[Exercise task] Output every line exactly as written. Leave out pictures.
════════
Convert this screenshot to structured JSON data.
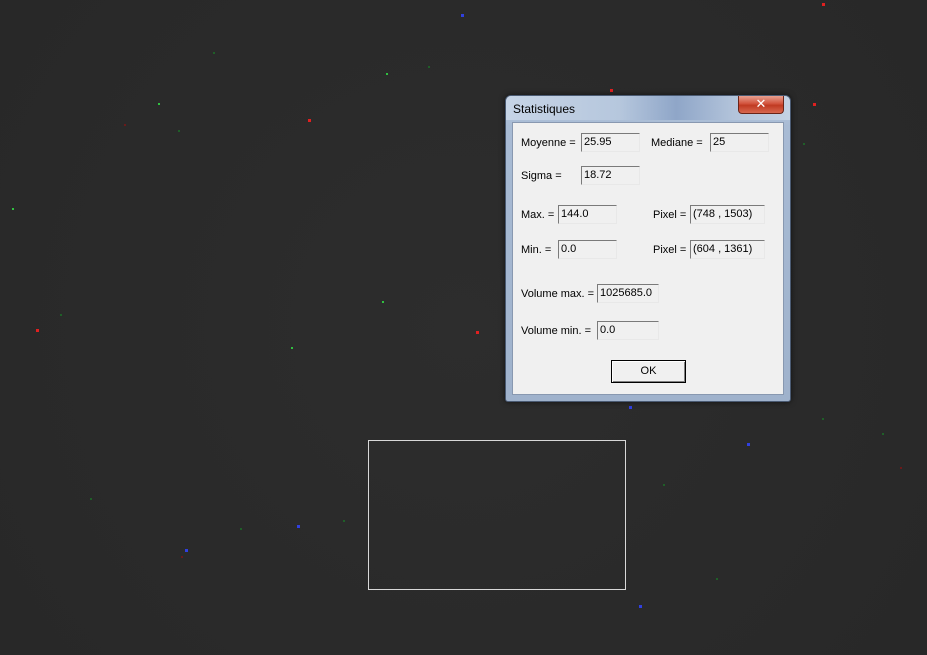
{
  "dialog": {
    "title": "Statistiques",
    "close_glyph": "✕",
    "fields": {
      "moyenne_label": "Moyenne =",
      "moyenne_value": "25.95",
      "mediane_label": "Mediane =",
      "mediane_value": "25",
      "sigma_label": "Sigma =",
      "sigma_value": "18.72",
      "max_label": "Max. =",
      "max_value": "144.0",
      "max_pixel_label": "Pixel =",
      "max_pixel_value": "(748 , 1503)",
      "min_label": "Min. =",
      "min_value": "0.0",
      "min_pixel_label": "Pixel =",
      "min_pixel_value": "(604 , 1361)",
      "volume_max_label": "Volume max. =",
      "volume_max_value": "1025685.0",
      "volume_min_label": "Volume min. =",
      "volume_min_value": "0.0"
    },
    "ok_label": "OK"
  },
  "colors": {
    "background": "#2a2a2a",
    "selection_border": "#d8d8d8",
    "close_button": "#c03a22"
  }
}
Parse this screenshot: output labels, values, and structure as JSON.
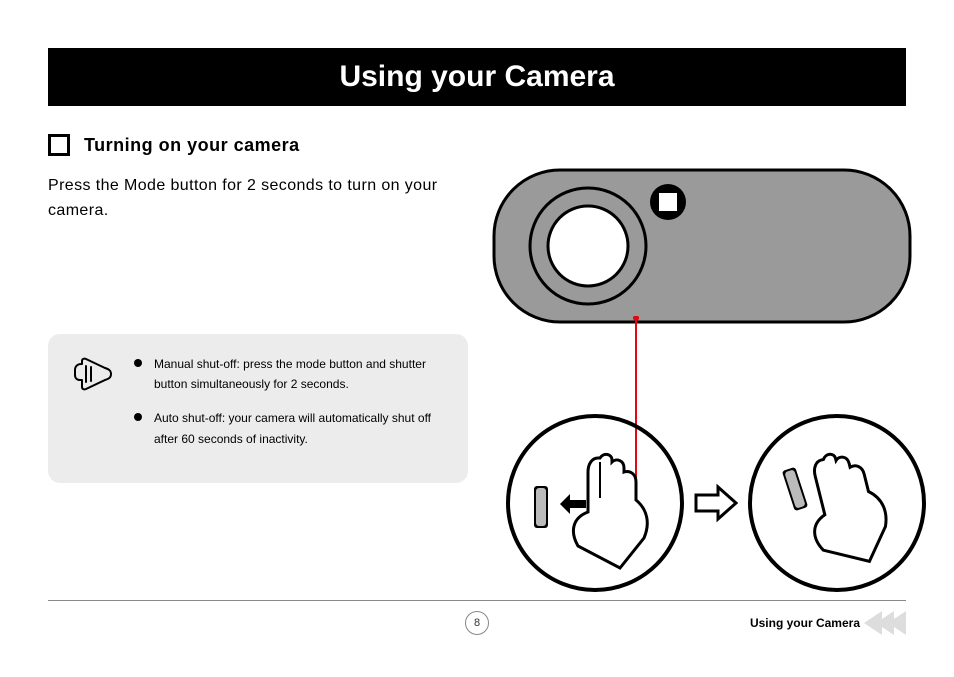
{
  "header": {
    "title": "Using  your Camera"
  },
  "section": {
    "title": "Turning on your camera",
    "body": "Press the Mode button for 2 seconds to turn on your camera."
  },
  "notes": {
    "items": [
      "Manual shut-off: press the mode button and shutter button simultaneously for 2 seconds.",
      "Auto shut-off: your camera will automatically shut off after 60 seconds of inactivity."
    ]
  },
  "footer": {
    "page_number": "8",
    "section_label": "Using your Camera"
  }
}
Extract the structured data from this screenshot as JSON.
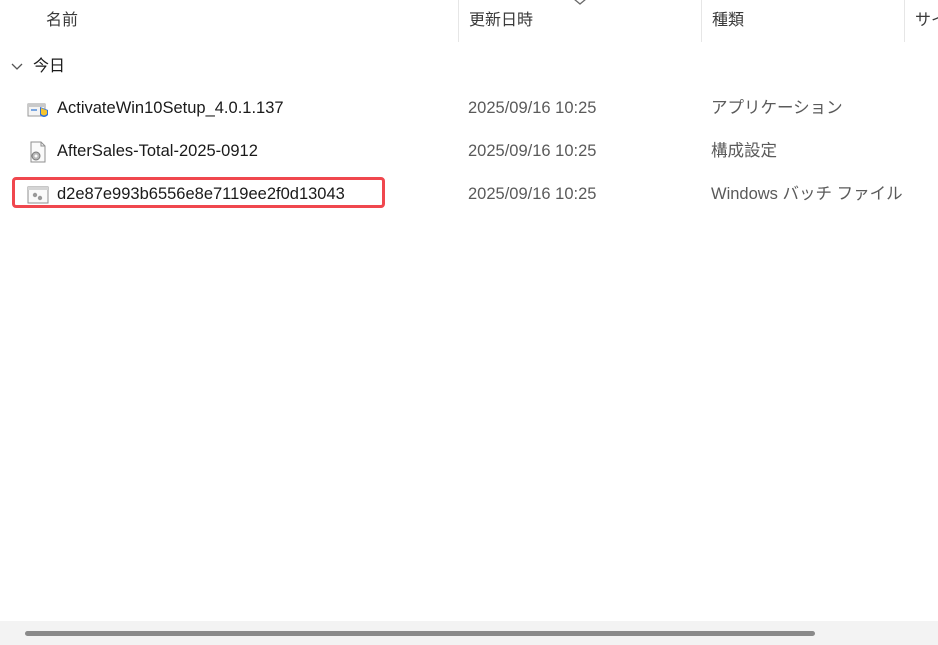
{
  "columns": {
    "name": "名前",
    "date_modified": "更新日時",
    "type": "種類",
    "size": "サイ"
  },
  "sort": {
    "column": "更新日時",
    "direction": "descending",
    "icon": "chevron-down-icon"
  },
  "group": {
    "label": "今日",
    "expanded": true
  },
  "files": [
    {
      "name": "ActivateWin10Setup_4.0.1.137",
      "date": "2025/09/16 10:25",
      "type": "アプリケーション",
      "icon": "application-installer-icon"
    },
    {
      "name": "AfterSales-Total-2025-0912",
      "date": "2025/09/16 10:25",
      "type": "構成設定",
      "icon": "config-settings-file-icon"
    },
    {
      "name": "d2e87e993b6556e8e7119ee2f0d13043",
      "date": "2025/09/16 10:25",
      "type": "Windows バッチ ファイル",
      "icon": "batch-file-icon",
      "highlighted": true
    }
  ],
  "colors": {
    "highlight_border": "#f0474e",
    "header_text": "#3a3a3a",
    "secondary_text": "#5a5a5a",
    "scrollbar_thumb": "#8a8a8a"
  }
}
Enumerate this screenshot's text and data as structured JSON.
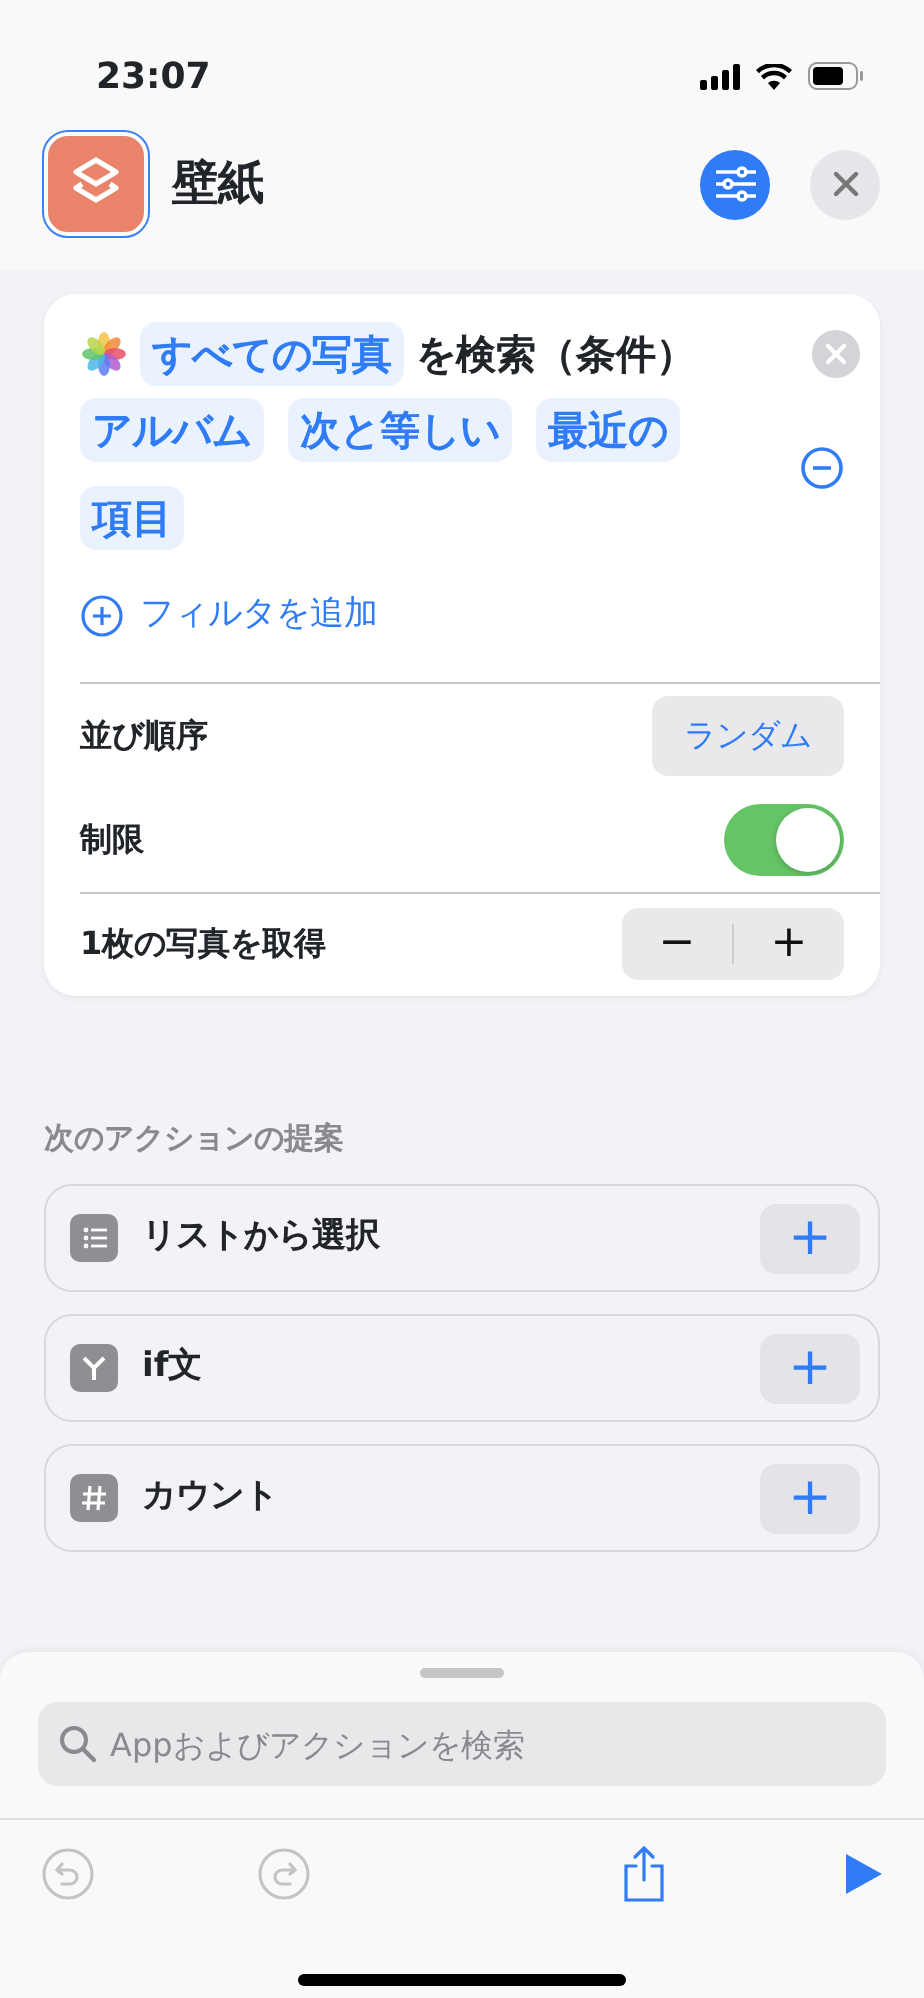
{
  "status_bar": {
    "time": "23:07"
  },
  "header": {
    "title": "壁紙"
  },
  "action": {
    "source": "すべての写真",
    "verb": "を検索（条件）",
    "filter": {
      "tokens": [
        {
          "lines": [
            "アルバム"
          ]
        },
        {
          "lines": [
            "次と等しい"
          ]
        },
        {
          "lines": [
            "最近の",
            "項目"
          ]
        }
      ]
    },
    "add_filter": "フィルタを追加",
    "rows": [
      {
        "kind": "select",
        "label": "並び順序",
        "value": "ランダム"
      },
      {
        "kind": "toggle",
        "label": "制限",
        "on": true
      },
      {
        "kind": "stepper",
        "label": "1枚の写真を取得",
        "minus": "−",
        "plus": "+"
      }
    ]
  },
  "suggestions": {
    "title": "次のアクションの提案",
    "items": [
      {
        "kind": "list",
        "label": "リストから選択",
        "add": "+"
      },
      {
        "kind": "branch",
        "label": "if文",
        "add": "+"
      },
      {
        "kind": "number",
        "label": "カウント",
        "add": "+"
      }
    ]
  },
  "search": {
    "placeholder": "Appおよびアクションを検索"
  },
  "toolbar": {
    "undo_disabled": true,
    "redo_disabled": true
  }
}
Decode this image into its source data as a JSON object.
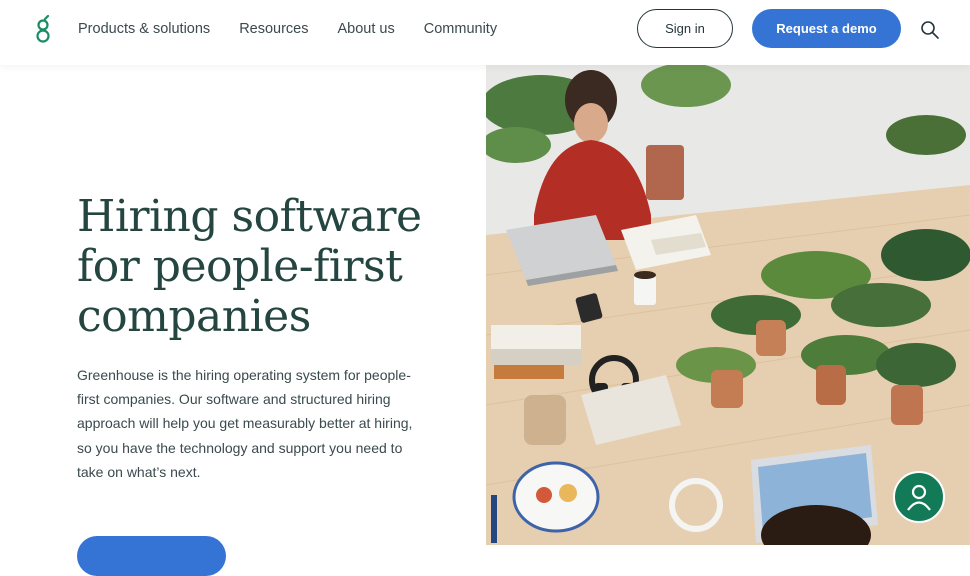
{
  "header": {
    "nav": [
      "Products & solutions",
      "Resources",
      "About us",
      "Community"
    ],
    "signin_label": "Sign in",
    "demo_label": "Request a demo"
  },
  "hero": {
    "title_lines": [
      "Hiring software",
      "for people-first",
      "companies"
    ],
    "description": "Greenhouse is the hiring operating system for people-first companies. Our software and structured hiring approach will help you get measurably better at hiring, so you have the technology and support you need to take on what’s next."
  },
  "colors": {
    "accent": "#3574d4",
    "heading": "#244540",
    "logo": "#1a8c63",
    "chat": "#137a57"
  },
  "icons": {
    "logo": "greenhouse-logo-icon",
    "search": "search-icon",
    "chat": "user-chat-icon"
  }
}
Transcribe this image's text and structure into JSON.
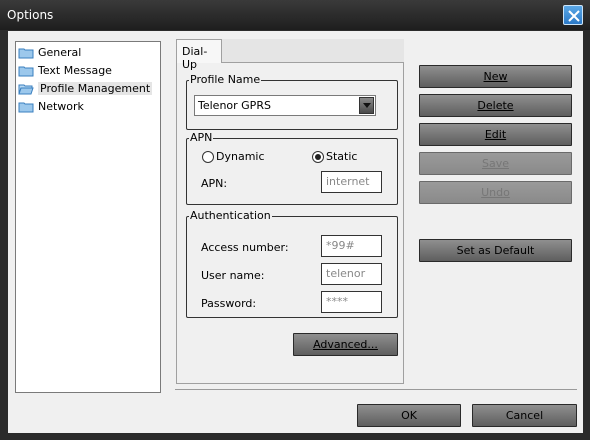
{
  "window": {
    "title": "Options"
  },
  "tree": {
    "items": [
      {
        "label": "General"
      },
      {
        "label": "Text Message"
      },
      {
        "label": "Profile Management",
        "selected": true
      },
      {
        "label": "Network"
      }
    ]
  },
  "tab": {
    "label": "Dial-Up"
  },
  "profile": {
    "group_label": "Profile Name",
    "selected_value": "Telenor GPRS"
  },
  "apn": {
    "group_label": "APN",
    "dynamic_label": "Dynamic",
    "static_label": "Static",
    "selected_mode": "Static",
    "apn_label": "APN:",
    "apn_value": "internet"
  },
  "auth": {
    "group_label": "Authentication",
    "access_label": "Access number:",
    "access_value": "*99#",
    "user_label": "User name:",
    "user_value": "telenor",
    "password_label": "Password:",
    "password_value": "****"
  },
  "buttons": {
    "advanced": "Advanced...",
    "new": "New",
    "delete": "Delete",
    "edit": "Edit",
    "save": "Save",
    "undo": "Undo",
    "set_default": "Set as Default",
    "ok": "OK",
    "cancel": "Cancel"
  },
  "colors": {
    "close_button": "#2b79c7",
    "title_bar": "#2b2b2b",
    "client": "#f0f0f0"
  }
}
════════
[Solution to the exercise]
Convert this screenshot to structured JSON data.
{
  "dialog": {
    "title": "Statistiques",
    "close_glyph": "✕",
    "fields": {
      "moyenne_label": "Moyenne =",
      "moyenne_value": "25.95",
      "mediane_label": "Mediane =",
      "mediane_value": "25",
      "sigma_label": "Sigma =",
      "sigma_value": "18.72",
      "max_label": "Max. =",
      "max_value": "144.0",
      "max_pixel_label": "Pixel =",
      "max_pixel_value": "(748 , 1503)",
      "min_label": "Min. =",
      "min_value": "0.0",
      "min_pixel_label": "Pixel =",
      "min_pixel_value": "(604 , 1361)",
      "volume_max_label": "Volume max. =",
      "volume_max_value": "1025685.0",
      "volume_min_label": "Volume min. =",
      "volume_min_value": "0.0"
    },
    "ok_label": "OK"
  },
  "colors": {
    "background": "#2a2a2a",
    "selection_border": "#d8d8d8",
    "close_button": "#c03a22"
  }
}
Parse this screenshot: output labels, values, and structure as JSON.
{
  "header": {
    "title": "Using  your Camera"
  },
  "section": {
    "title": "Turning on your camera",
    "body": "Press the Mode button for 2 seconds to turn on your camera."
  },
  "notes": {
    "items": [
      "Manual shut-off: press the mode button and shutter button simultaneously for 2 seconds.",
      "Auto shut-off: your camera will automatically shut off after 60 seconds of inactivity."
    ]
  },
  "footer": {
    "page_number": "8",
    "section_label": "Using your Camera"
  }
}
Extract the structured data from this screenshot as JSON.
{
  "columns": {
    "name": "名前",
    "date_modified": "更新日時",
    "type": "種類",
    "size": "サイ"
  },
  "sort": {
    "column": "更新日時",
    "direction": "descending",
    "icon": "chevron-down-icon"
  },
  "group": {
    "label": "今日",
    "expanded": true
  },
  "files": [
    {
      "name": "ActivateWin10Setup_4.0.1.137",
      "date": "2025/09/16 10:25",
      "type": "アプリケーション",
      "icon": "application-installer-icon"
    },
    {
      "name": "AfterSales-Total-2025-0912",
      "date": "2025/09/16 10:25",
      "type": "構成設定",
      "icon": "config-settings-file-icon"
    },
    {
      "name": "d2e87e993b6556e8e7119ee2f0d13043",
      "date": "2025/09/16 10:25",
      "type": "Windows バッチ ファイル",
      "icon": "batch-file-icon",
      "highlighted": true
    }
  ],
  "colors": {
    "highlight_border": "#f0474e",
    "header_text": "#3a3a3a",
    "secondary_text": "#5a5a5a",
    "scrollbar_thumb": "#8a8a8a"
  }
}
Enumerate this screenshot's text and data as structured JSON.
{
  "status_bar": {
    "time": "23:07"
  },
  "header": {
    "title": "壁紙"
  },
  "action": {
    "source": "すべての写真",
    "verb": "を検索（条件）",
    "filter": {
      "tokens": [
        {
          "lines": [
            "アルバム"
          ]
        },
        {
          "lines": [
            "次と等しい"
          ]
        },
        {
          "lines": [
            "最近の",
            "項目"
          ]
        }
      ]
    },
    "add_filter": "フィルタを追加",
    "rows": [
      {
        "kind": "select",
        "label": "並び順序",
        "value": "ランダム"
      },
      {
        "kind": "toggle",
        "label": "制限",
        "on": true
      },
      {
        "kind": "stepper",
        "label": "1枚の写真を取得",
        "minus": "−",
        "plus": "+"
      }
    ]
  },
  "suggestions": {
    "title": "次のアクションの提案",
    "items": [
      {
        "kind": "list",
        "label": "リストから選択",
        "add": "+"
      },
      {
        "kind": "branch",
        "label": "if文",
        "add": "+"
      },
      {
        "kind": "number",
        "label": "カウント",
        "add": "+"
      }
    ]
  },
  "search": {
    "placeholder": "Appおよびアクションを検索"
  },
  "toolbar": {
    "undo_disabled": true,
    "redo_disabled": true
  }
}
Decode this image into its source data as a JSON object.
{
  "header": {
    "nav": [
      "Products & solutions",
      "Resources",
      "About us",
      "Community"
    ],
    "signin_label": "Sign in",
    "demo_label": "Request a demo"
  },
  "hero": {
    "title_lines": [
      "Hiring software",
      "for people-first",
      "companies"
    ],
    "description": "Greenhouse is the hiring operating system for people-first companies. Our software and structured hiring approach will help you get measurably better at hiring, so you have the technology and support you need to take on what’s next."
  },
  "colors": {
    "accent": "#3574d4",
    "heading": "#244540",
    "logo": "#1a8c63",
    "chat": "#137a57"
  },
  "icons": {
    "logo": "greenhouse-logo-icon",
    "search": "search-icon",
    "chat": "user-chat-icon"
  }
}
Transcribe this image's text and structure into JSON.
{
  "window": {
    "title": "Options"
  },
  "tree": {
    "items": [
      {
        "label": "General"
      },
      {
        "label": "Text Message"
      },
      {
        "label": "Profile Management",
        "selected": true
      },
      {
        "label": "Network"
      }
    ]
  },
  "tab": {
    "label": "Dial-Up"
  },
  "profile": {
    "group_label": "Profile Name",
    "selected_value": "Telenor GPRS"
  },
  "apn": {
    "group_label": "APN",
    "dynamic_label": "Dynamic",
    "static_label": "Static",
    "selected_mode": "Static",
    "apn_label": "APN:",
    "apn_value": "internet"
  },
  "auth": {
    "group_label": "Authentication",
    "access_label": "Access number:",
    "access_value": "*99#",
    "user_label": "User name:",
    "user_value": "telenor",
    "password_label": "Password:",
    "password_value": "****"
  },
  "buttons": {
    "advanced": "Advanced...",
    "new": "New",
    "delete": "Delete",
    "edit": "Edit",
    "save": "Save",
    "undo": "Undo",
    "set_default": "Set as Default",
    "ok": "OK",
    "cancel": "Cancel"
  },
  "colors": {
    "close_button": "#2b79c7",
    "title_bar": "#2b2b2b",
    "client": "#f0f0f0"
  }
}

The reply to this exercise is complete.